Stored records
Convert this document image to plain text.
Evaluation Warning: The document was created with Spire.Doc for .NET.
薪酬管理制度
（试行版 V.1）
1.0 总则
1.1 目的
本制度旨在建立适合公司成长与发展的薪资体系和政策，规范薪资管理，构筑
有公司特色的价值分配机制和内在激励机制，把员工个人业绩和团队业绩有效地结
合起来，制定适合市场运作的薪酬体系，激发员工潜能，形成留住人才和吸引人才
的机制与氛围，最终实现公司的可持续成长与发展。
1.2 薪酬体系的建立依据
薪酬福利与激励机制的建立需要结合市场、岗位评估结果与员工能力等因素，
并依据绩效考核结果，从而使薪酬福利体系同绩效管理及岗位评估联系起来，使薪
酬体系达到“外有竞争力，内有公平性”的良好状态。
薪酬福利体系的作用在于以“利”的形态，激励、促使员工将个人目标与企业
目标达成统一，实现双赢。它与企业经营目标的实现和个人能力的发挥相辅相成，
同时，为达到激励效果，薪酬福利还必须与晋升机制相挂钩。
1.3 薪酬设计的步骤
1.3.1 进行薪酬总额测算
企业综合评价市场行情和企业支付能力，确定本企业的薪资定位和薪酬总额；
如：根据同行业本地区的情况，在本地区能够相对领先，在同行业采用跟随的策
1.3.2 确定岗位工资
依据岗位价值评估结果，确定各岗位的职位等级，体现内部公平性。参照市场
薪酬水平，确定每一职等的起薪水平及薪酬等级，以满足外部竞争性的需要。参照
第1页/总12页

## Task statement:
Repeat each entry word for word.

## Solved exercise:
Convert this document image to plain text.
Evaluation Warning: The document was created with Spire.Doc for .NET.
薪酬管理制度
（试行版 V.1）
1.0 总则
1.1 目的
本制度旨在建立适合公司成长与发展的薪资体系和政策，规范薪资管理，构筑
有公司特色的价值分配机制和内在激励机制，把员工个人业绩和团队业绩有效地结
合起来，制定适合市场运作的薪酬体系，激发员工潜能，形成留住人才和吸引人才
的机制与氛围，最终实现公司的可持续成长与发展。
1.2 薪酬体系的建立依据
薪酬福利与激励机制的建立需要结合市场、岗位评估结果与员工能力等因素，
并依据绩效考核结果，从而使薪酬福利体系同绩效管理及岗位评估联系起来，使薪
酬体系达到“外有竞争力，内有公平性”的良好状态。
薪酬福利体系的作用在于以“利”的形态，激励、促使员工将个人目标与企业
目标达成统一，实现双赢。它与企业经营目标的实现和个人能力的发挥相辅相成，
同时，为达到激励效果，薪酬福利还必须与晋升机制相挂钩。
1.3 薪酬设计的步骤
1.3.1 进行薪酬总额测算
企业综合评价市场行情和企业支付能力，确定本企业的薪资定位和薪酬总额；
如：根据同行业本地区的情况，在本地区能够相对领先，在同行业采用跟随的策
1.3.2 确定岗位工资
依据岗位价值评估结果，确定各岗位的职位等级，体现内部公平性。参照市场
薪酬水平，确定每一职等的起薪水平及薪酬等级，以满足外部竞争性的需要。参照
第1页/总12页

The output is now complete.